### EXTRACTED DATA

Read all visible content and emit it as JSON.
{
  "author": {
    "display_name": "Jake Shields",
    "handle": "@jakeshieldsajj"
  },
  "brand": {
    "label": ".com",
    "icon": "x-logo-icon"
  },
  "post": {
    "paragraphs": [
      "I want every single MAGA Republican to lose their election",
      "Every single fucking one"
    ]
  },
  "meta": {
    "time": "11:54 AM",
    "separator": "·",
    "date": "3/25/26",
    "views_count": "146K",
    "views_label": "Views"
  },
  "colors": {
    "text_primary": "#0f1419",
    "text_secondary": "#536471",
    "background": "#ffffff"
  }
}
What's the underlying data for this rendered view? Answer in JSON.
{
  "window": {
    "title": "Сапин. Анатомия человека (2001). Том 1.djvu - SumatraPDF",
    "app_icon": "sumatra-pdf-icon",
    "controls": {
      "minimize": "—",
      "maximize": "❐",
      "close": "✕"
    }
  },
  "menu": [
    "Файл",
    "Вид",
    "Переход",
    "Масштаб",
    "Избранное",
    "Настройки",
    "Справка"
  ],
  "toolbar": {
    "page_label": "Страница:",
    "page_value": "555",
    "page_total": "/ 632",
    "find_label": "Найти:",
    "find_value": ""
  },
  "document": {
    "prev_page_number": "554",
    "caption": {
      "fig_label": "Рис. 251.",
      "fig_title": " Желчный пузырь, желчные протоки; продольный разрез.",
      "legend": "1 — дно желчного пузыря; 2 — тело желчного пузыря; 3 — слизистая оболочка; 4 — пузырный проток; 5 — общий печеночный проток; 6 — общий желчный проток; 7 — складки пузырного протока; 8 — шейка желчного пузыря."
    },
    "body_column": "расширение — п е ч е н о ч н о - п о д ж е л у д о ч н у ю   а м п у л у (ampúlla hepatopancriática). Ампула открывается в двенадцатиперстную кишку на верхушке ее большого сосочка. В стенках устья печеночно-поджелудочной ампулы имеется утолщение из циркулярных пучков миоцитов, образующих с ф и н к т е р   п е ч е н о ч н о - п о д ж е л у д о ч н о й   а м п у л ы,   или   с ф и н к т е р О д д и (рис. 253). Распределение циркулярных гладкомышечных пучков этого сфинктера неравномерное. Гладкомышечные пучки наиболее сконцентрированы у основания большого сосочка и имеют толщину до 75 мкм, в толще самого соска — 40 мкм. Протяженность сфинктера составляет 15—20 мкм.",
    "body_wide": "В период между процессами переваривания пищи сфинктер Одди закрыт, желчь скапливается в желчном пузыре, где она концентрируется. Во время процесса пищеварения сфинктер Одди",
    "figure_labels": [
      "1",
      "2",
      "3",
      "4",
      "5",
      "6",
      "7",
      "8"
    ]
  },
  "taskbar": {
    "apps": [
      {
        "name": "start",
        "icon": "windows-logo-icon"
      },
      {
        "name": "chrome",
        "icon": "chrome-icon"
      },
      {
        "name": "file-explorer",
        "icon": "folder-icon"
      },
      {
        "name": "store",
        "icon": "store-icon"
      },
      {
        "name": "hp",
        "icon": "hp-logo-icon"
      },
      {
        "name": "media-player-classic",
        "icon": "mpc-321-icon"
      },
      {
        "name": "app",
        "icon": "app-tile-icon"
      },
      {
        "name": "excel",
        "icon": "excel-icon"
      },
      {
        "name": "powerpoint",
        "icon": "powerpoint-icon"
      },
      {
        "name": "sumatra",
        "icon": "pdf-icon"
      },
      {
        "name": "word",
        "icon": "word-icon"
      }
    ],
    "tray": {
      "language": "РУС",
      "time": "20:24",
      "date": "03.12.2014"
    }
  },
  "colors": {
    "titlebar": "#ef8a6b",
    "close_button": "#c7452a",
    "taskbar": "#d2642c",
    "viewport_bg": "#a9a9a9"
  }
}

### DIRECTION
Would you write down every record again, exactly?

### RESPONSE TO THE EXERCISE
Read all visible content and emit it as JSON.
{
  "author": {
    "display_name": "Jake Shields",
    "handle": "@jakeshieldsajj"
  },
  "brand": {
    "label": ".com",
    "icon": "x-logo-icon"
  },
  "post": {
    "paragraphs": [
      "I want every single MAGA Republican to lose their election",
      "Every single fucking one"
    ]
  },
  "meta": {
    "time": "11:54 AM",
    "separator": "·",
    "date": "3/25/26",
    "views_count": "146K",
    "views_label": "Views"
  },
  "colors": {
    "text_primary": "#0f1419",
    "text_secondary": "#536471",
    "background": "#ffffff"
  }
}
What's the underlying data for this rendered view? Answer in JSON.
{
  "window": {
    "title": "Сапин. Анатомия человека (2001). Том 1.djvu - SumatraPDF",
    "app_icon": "sumatra-pdf-icon",
    "controls": {
      "minimize": "—",
      "maximize": "❐",
      "close": "✕"
    }
  },
  "menu": [
    "Файл",
    "Вид",
    "Переход",
    "Масштаб",
    "Избранное",
    "Настройки",
    "Справка"
  ],
  "toolbar": {
    "page_label": "Страница:",
    "page_value": "555",
    "page_total": "/ 632",
    "find_label": "Найти:",
    "find_value": ""
  },
  "document": {
    "prev_page_number": "554",
    "caption": {
      "fig_label": "Рис. 251.",
      "fig_title": " Желчный пузырь, желчные протоки; продольный разрез.",
      "legend": "1 — дно желчного пузыря; 2 — тело желчного пузыря; 3 — слизистая оболочка; 4 — пузырный проток; 5 — общий печеночный проток; 6 — общий желчный проток; 7 — складки пузырного протока; 8 — шейка желчного пузыря."
    },
    "body_column": "расширение — п е ч е н о ч н о - п о д ж е л у д о ч н у ю   а м п у л у (ampúlla hepatopancriática). Ампула открывается в двенадцатиперстную кишку на верхушке ее большого сосочка. В стенках устья печеночно-поджелудочной ампулы имеется утолщение из циркулярных пучков миоцитов, образующих с ф и н к т е р   п е ч е н о ч н о - п о д ж е л у д о ч н о й   а м п у л ы,   или   с ф и н к т е р О д д и (рис. 253). Распределение циркулярных гладкомышечных пучков этого сфинктера неравномерное. Гладкомышечные пучки наиболее сконцентрированы у основания большого сосочка и имеют толщину до 75 мкм, в толще самого соска — 40 мкм. Протяженность сфинктера составляет 15—20 мкм.",
    "body_wide": "В период между процессами переваривания пищи сфинктер Одди закрыт, желчь скапливается в желчном пузыре, где она концентрируется. Во время процесса пищеварения сфинктер Одди",
    "figure_labels": [
      "1",
      "2",
      "3",
      "4",
      "5",
      "6",
      "7",
      "8"
    ]
  },
  "taskbar": {
    "apps": [
      {
        "name": "start",
        "icon": "windows-logo-icon"
      },
      {
        "name": "chrome",
        "icon": "chrome-icon"
      },
      {
        "name": "file-explorer",
        "icon": "folder-icon"
      },
      {
        "name": "store",
        "icon": "store-icon"
      },
      {
        "name": "hp",
        "icon": "hp-logo-icon"
      },
      {
        "name": "media-player-classic",
        "icon": "mpc-321-icon"
      },
      {
        "name": "app",
        "icon": "app-tile-icon"
      },
      {
        "name": "excel",
        "icon": "excel-icon"
      },
      {
        "name": "powerpoint",
        "icon": "powerpoint-icon"
      },
      {
        "name": "sumatra",
        "icon": "pdf-icon"
      },
      {
        "name": "word",
        "icon": "word-icon"
      }
    ],
    "tray": {
      "language": "РУС",
      "time": "20:24",
      "date": "03.12.2014"
    }
  },
  "colors": {
    "titlebar": "#ef8a6b",
    "close_button": "#c7452a",
    "taskbar": "#d2642c",
    "viewport_bg": "#a9a9a9"
  }
}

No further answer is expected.